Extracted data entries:
*****
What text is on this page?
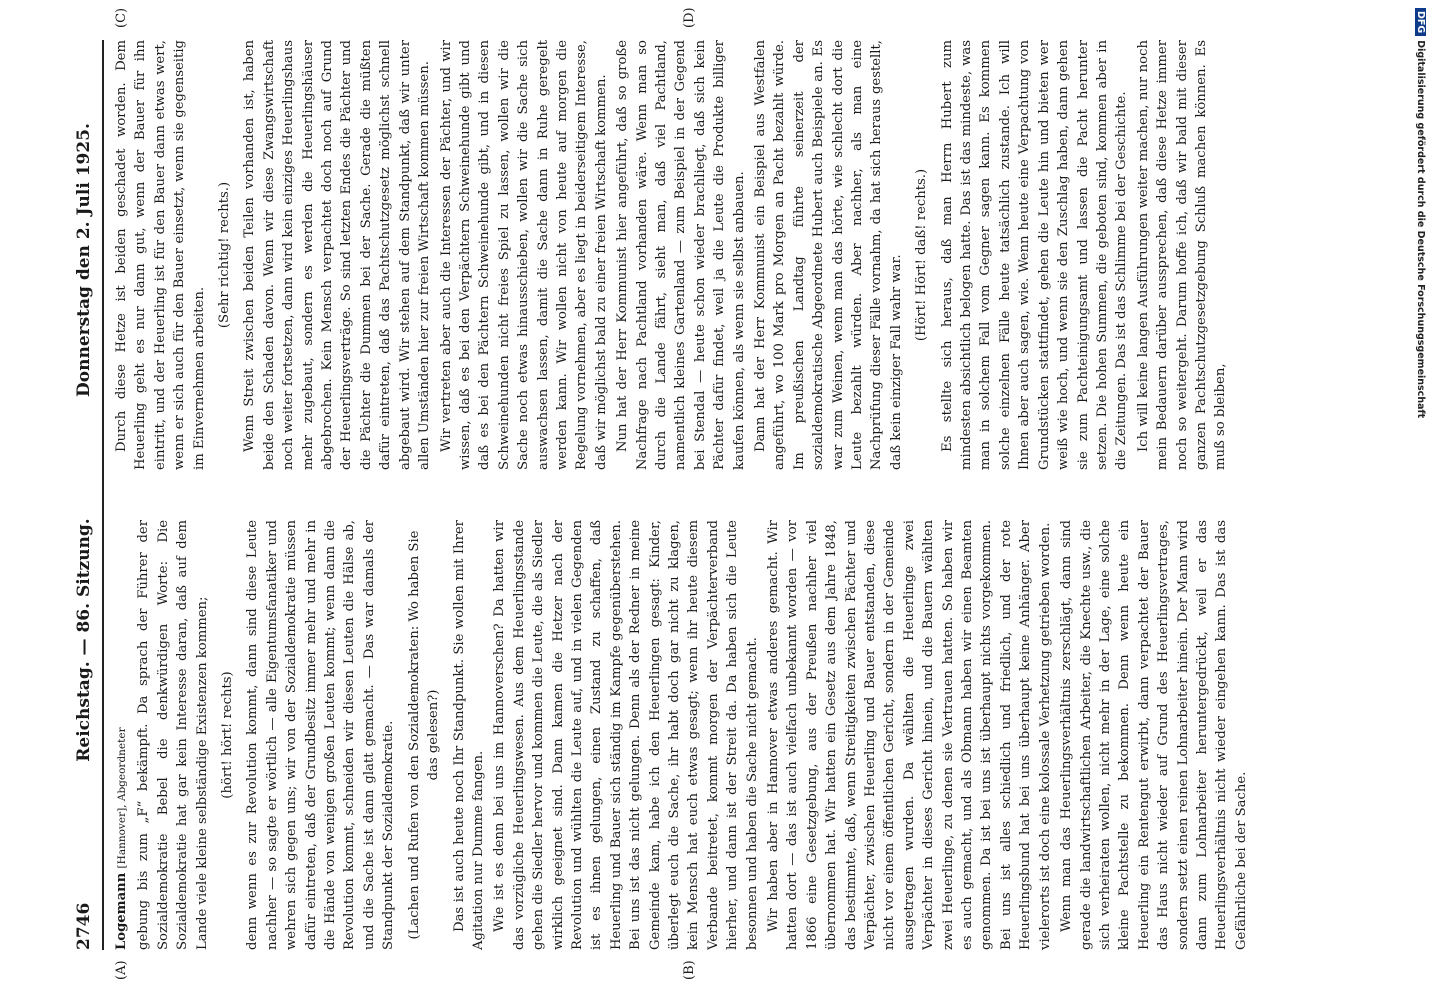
DFGDigitalisierung gefördert durch die Deutsche Forschungsgemeinschaft
2746
Reichstag. — 86. Sitzung.
Donnerstag den 2. Juli 1925.
(A)	(B)
(C)	(D)

Logemann [Hannover], Abgeordneter gebung bis zum „F“ bekämpft. Da sprach der Führer der Sozialdemokratie Bebel die denkwürdigen Worte: Die Sozialdemokratie hat gar kein Interesse daran, daß auf dem Lande viele kleine selbständige Existenzen kommen; (hört! hört! rechts) denn wenn es zur Revolution kommt, dann sind diese Leute nachher — so sagte er wörtlich — alle Eigentumsfanatiker und wehren sich gegen uns; wir von der Sozialdemokratie müssen dafür eintreten, daß der Grundbesitz immer mehr und mehr in die Hände von wenigen großen Leuten kommt; wenn dann die Revolution kommt, schneiden wir diesen Leuten die Hälse ab, und die Sache ist dann glatt gemacht. — Das war damals der Standpunkt der Sozialdemokratie. (Lachen und Rufen von den Sozialdemokraten: Wo haben Sie das gelesen?) Das ist auch heute noch Ihr Standpunkt. Sie wollen mit Ihrer Agitation nur Dumme fangen. Wie ist es denn bei uns im Hannoverschen? Da hatten wir das vorzügliche Heuerlingswesen. Aus dem Heuerlingsstande gehen die Siedler hervor und kommen die Leute, die als Siedler wirklich geeignet sind. Dann kamen die Hetzer nach der Revolution und wühlten die Leute auf, und in vielen Gegenden ist es ihnen gelungen, einen Zustand zu schaffen, daß Heuerling und Bauer sich ständig im Kampfe gegenüberstehen. Bei uns ist das nicht gelungen. Denn als der Redner in meine Gemeinde kam, habe ich den Heuerlingen gesagt: Kinder, überlegt euch die Sache, ihr habt doch gar nicht zu klagen, kein Mensch hat euch etwas gesagt; wenn ihr heute diesem Verbande beitretet, kommt morgen der Verpächterverband hierher, und dann ist der Streit da. Da haben sich die Leute besonnen und haben die Sache nicht gemacht. Wir haben aber in Hannover etwas anderes gemacht. Wir hatten dort — das ist auch vielfach unbekannt worden — vor 1866 eine Gesetzgebung, aus der Preußen nachher viel übernommen hat. Wir hatten ein Gesetz aus dem Jahre 1848, das bestimmte, daß, wenn Streitigkeiten zwischen Pächter und Verpächter, zwischen Heuerling und Bauer entstanden, diese nicht vor einem öffentlichen Gericht, sondern in der Gemeinde ausgetragen wurden. Da wählten die Heuerlinge zwei Verpächter in dieses Gericht hinein, und die Bauern wählten zwei Heuerlinge, zu denen sie Vertrauen hatten. So haben wir es auch gemacht, und als Obmann haben wir einen Beamten genommen. Da ist bei uns ist überhaupt nichts vorgekommen. Bei uns ist alles schiedlich und friedlich, und der rote Heuerlingsbund hat bei uns überhaupt keine Anhänger. Aber vielerorts ist doch eine kolossale Verhetzung getrieben worden. Wenn man das Heuerlingsverhältnis zerschlägt, dann sind gerade die landwirtschaftlichen Arbeiter, die Knechte usw., die sich verheiraten wollen, nicht mehr in der Lage, eine solche kleine Pachtstelle zu bekommen. Denn wenn heute ein Heuerling ein Rentengut erwirbt, dann verpachtet der Bauer das Haus nicht wieder auf Grund des Heuerlingsvertrages, sondern setzt einen reinen Lohnarbeiter hinein. Der Mann wird dann zum Lohnarbeiter heruntergedrückt, weil er das Heuerlingsverhältnis nicht wieder eingehen kann. Das ist das Gefährliche bei der Sache.

Durch diese Hetze ist beiden geschadet worden. Dem Heuerling geht es nur dann gut, wenn der Bauer für ihn eintritt, und der Heuerling ist für den Bauer dann etwas wert, wenn er sich auch für den Bauer einsetzt, wenn sie gegenseitig im Einvernehmen arbeiten.

(Sehr richtig! rechts.) Wenn Streit zwischen beiden Teilen vorhanden ist, haben beide den Schaden davon. Wenn wir diese Zwangswirtschaft noch weiter fortsetzen, dann wird kein einziges Heuerlingshaus mehr zugebaut, sondern es werden die Heuerlingshäuser abgebrochen. Kein Mensch verpachtet doch noch auf Grund der Heuerlingsverträge. So sind letzten Endes die Pächter und die Pächter die Dummen bei der Sache. Gerade die müßten dafür eintreten, daß das Pachtschutzgesetz möglichst schnell abgebaut wird. Wir stehen auf dem Standpunkt, daß wir unter allen Umständen hier zur freien Wirtschaft kommen müssen. Wir vertreten aber auch die Interessen der Pächter, und wir wissen, daß es bei den Verpächtern Schweinehunde gibt und daß es bei den Pächtern Schweinehunde gibt, und in diesen Schweinehunden nicht freies Spiel zu lassen, wollen wir die Sache noch etwas hinausschieben, wollen wir die Sache sich auswachsen lassen, damit die Sache dann in Ruhe geregelt werden kann. Wir wollen nicht von heute auf morgen die Regelung vornehmen, aber es liegt in beiderseitigem Interesse, daß wir möglichst bald zu einer freien Wirtschaft kommen. Nun hat der Herr Kommunist hier angeführt, daß so große Nachfrage nach Pachtland vorhanden wäre. Wenn man so durch die Lande fährt, sieht man, daß viel Pachtland, namentlich kleines Gartenland — zum Beispiel in der Gegend bei Stendal — heute schon wieder brachliegt, daß sich kein Pächter dafür findet, weil ja die Leute die Produkte billiger kaufen können, als wenn sie selbst anbauen. Dann hat der Herr Kommunist ein Beispiel aus Westfalen angeführt, wo 100 Mark pro Morgen an Pacht bezahlt würde. Im preußischen Landtag führte seinerzeit der sozialdemokratische Abgeordnete Hubert auch Beispiele an. Es war zum Weinen, wenn man das hörte, wie schlecht dort die Leute bezahlt würden. Aber nachher, als man eine Nachprüfung dieser Fälle vornahm, da hat sich heraus gestellt, daß kein einziger Fall wahr war. (Hört! Hört! daß! rechts.) Es stellte sich heraus, daß man Herrn Hubert zum mindesten absichtlich belogen hatte. Das ist das mindeste, was man in solchem Fall vom Gegner sagen kann. Es kommen solche einzelnen Fälle heute tatsächlich zustande. Ich will Ihnen aber auch sagen, wie. Wenn heute eine Verpachtung von Grundstücken stattfindet, gehen die Leute hin und bieten wer weiß wie hoch, und wenn sie den Zuschlag haben, dann gehen sie zum Pachteinigungsamt und lassen die Pacht herunter setzen. Die hohen Summen, die geboten sind, kommen aber in die Zeitungen. Das ist das Schlimme bei der Geschichte. Ich will keine langen Ausführungen weiter machen, nur noch mein Bedauern darüber aussprechen, daß diese Hetze immer noch so weitergeht. Darum hoffe ich, daß wir bald mit dieser ganzen Pachtschutzgesetzgebung Schluß machen können. Es muß so bleiben,
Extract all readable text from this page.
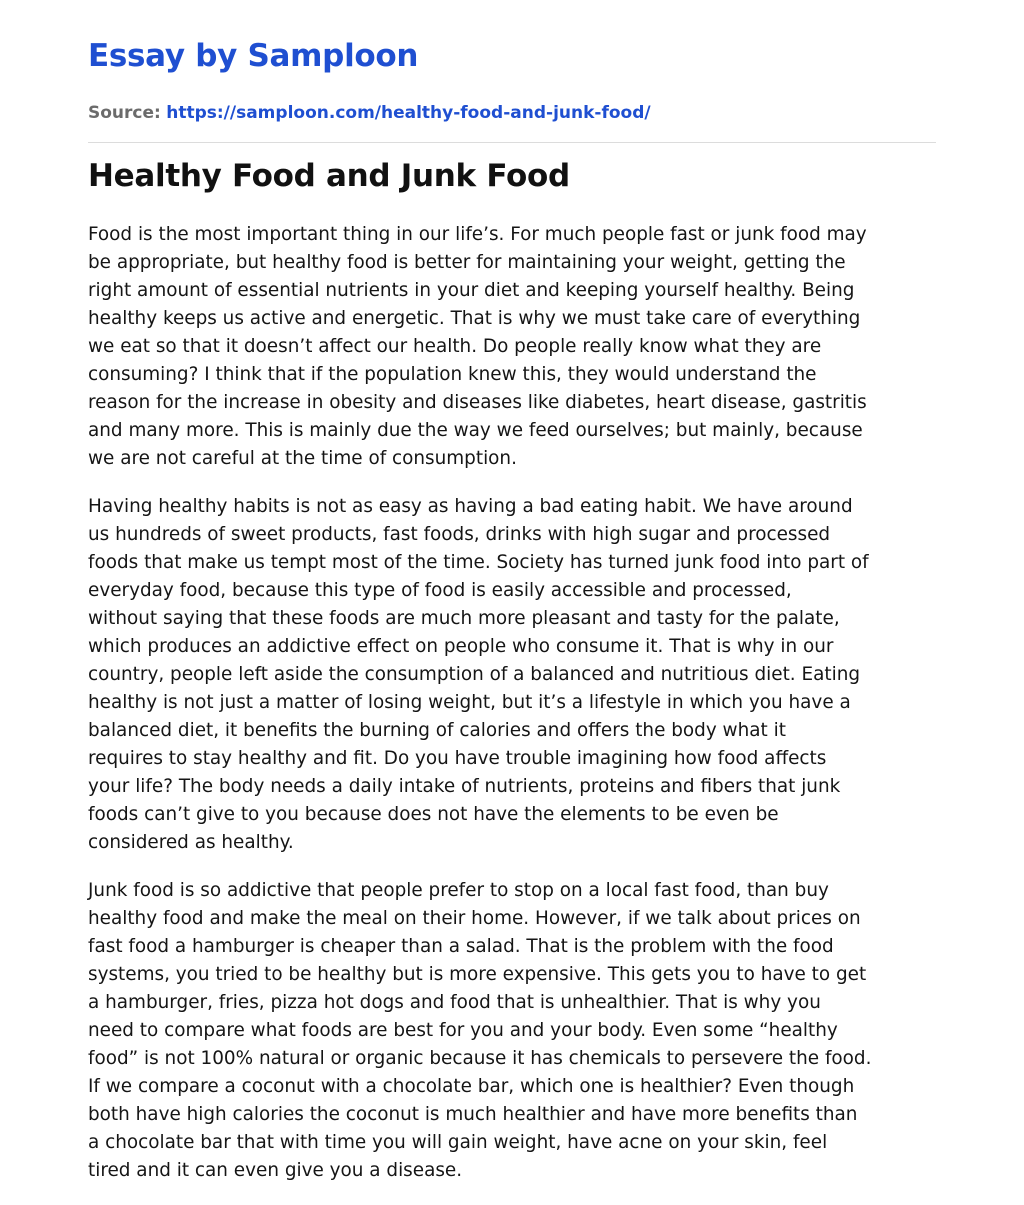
Essay by Samploon
Source: https://samploon.com/healthy-food-and-junk-food/
Healthy Food and Junk Food

Food is the most important thing in our life’s. For much people fast or junk food may
be appropriate, but healthy food is better for maintaining your weight, getting the
right amount of essential nutrients in your diet and keeping yourself healthy. Being
healthy keeps us active and energetic. That is why we must take care of everything
we eat so that it doesn’t affect our health. Do people really know what they are
consuming? I think that if the population knew this, they would understand the
reason for the increase in obesity and diseases like diabetes, heart disease, gastritis
and many more. This is mainly due the way we feed ourselves; but mainly, because
we are not careful at the time of consumption.

Having healthy habits is not as easy as having a bad eating habit. We have around
us hundreds of sweet products, fast foods, drinks with high sugar and processed
foods that make us tempt most of the time. Society has turned junk food into part of
everyday food, because this type of food is easily accessible and processed,
without saying that these foods are much more pleasant and tasty for the palate,
which produces an addictive effect on people who consume it. That is why in our
country, people left aside the consumption of a balanced and nutritious diet. Eating
healthy is not just a matter of losing weight, but it’s a lifestyle in which you have a
balanced diet, it benefits the burning of calories and offers the body what it
requires to stay healthy and fit. Do you have trouble imagining how food affects
your life? The body needs a daily intake of nutrients, proteins and fibers that junk
foods can’t give to you because does not have the elements to be even be
considered as healthy.

Junk food is so addictive that people prefer to stop on a local fast food, than buy
healthy food and make the meal on their home. However, if we talk about prices on
fast food a hamburger is cheaper than a salad. That is the problem with the food
systems, you tried to be healthy but is more expensive. This gets you to have to get
a hamburger, fries, pizza hot dogs and food that is unhealthier. That is why you
need to compare what foods are best for you and your body. Even some “healthy
food” is not 100% natural or organic because it has chemicals to persevere the food.
If we compare a coconut with a chocolate bar, which one is healthier? Even though
both have high calories the coconut is much healthier and have more benefits than
a chocolate bar that with time you will gain weight, have acne on your skin, feel
tired and it can even give you a disease.
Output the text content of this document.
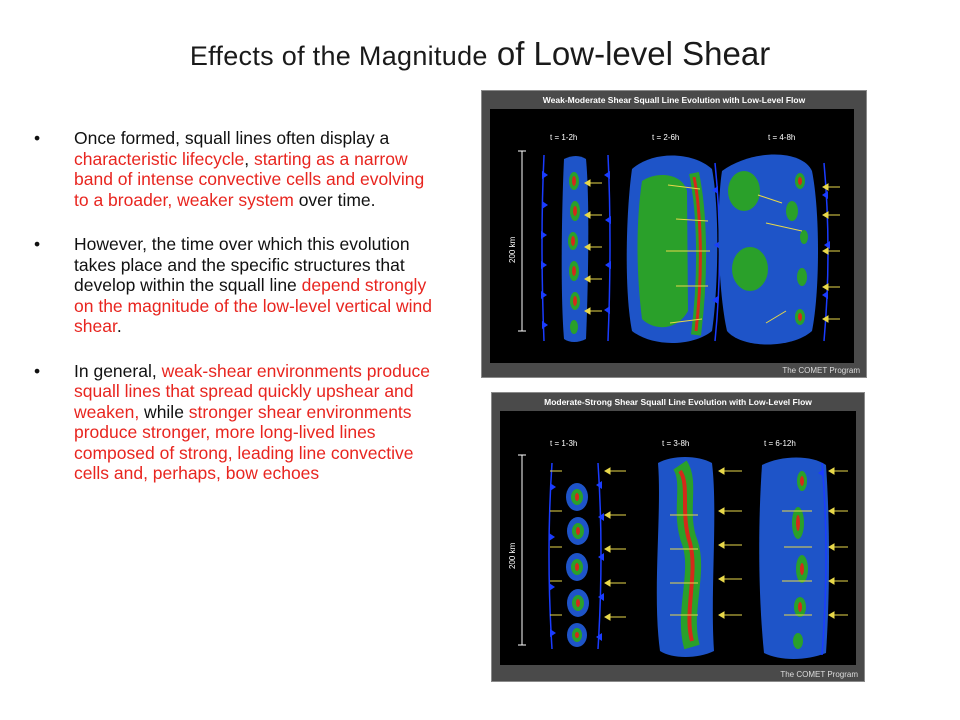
Effects of the Magnitude of Low-level Shear
• Once formed, squall lines often display a characteristic lifecycle, starting as a narrow band of intense convective cells and evolving to a broader, weaker system over time.
• However, the time over which this evolution takes place and the specific structures that develop within the squall line depend strongly on the magnitude of the low-level vertical wind shear.
• In general, weak-shear environments produce squall lines that spread quickly upshear and weaken, while stronger shear environments produce stronger, more long-lived lines composed of strong, leading line convective cells and, perhaps, bow echoes
Weak-Moderate Shear Squall Line Evolution with Low-Level Flow
t = 1-2h	t = 2-6h	t = 4-8h
200 km
The COMET Program
Moderate-Strong Shear Squall Line Evolution with Low-Level Flow
t = 1-3h	t = 3-8h	t = 6-12h
200 km
The COMET Program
*****
Each line of the entries above that contains "which" is to be copied.

which produces an addictive effect on people who consume it. That is why in our
healthy is not just a matter of losing weight, but it’s a lifestyle in which you have a
If we compare a coconut with a chocolate bar, which one is healthier? Even though
• However, the time over which this evolution takes place and the specific structures that develop within the squall line depend strongly on the magnitude of the low-level vertical wind shear.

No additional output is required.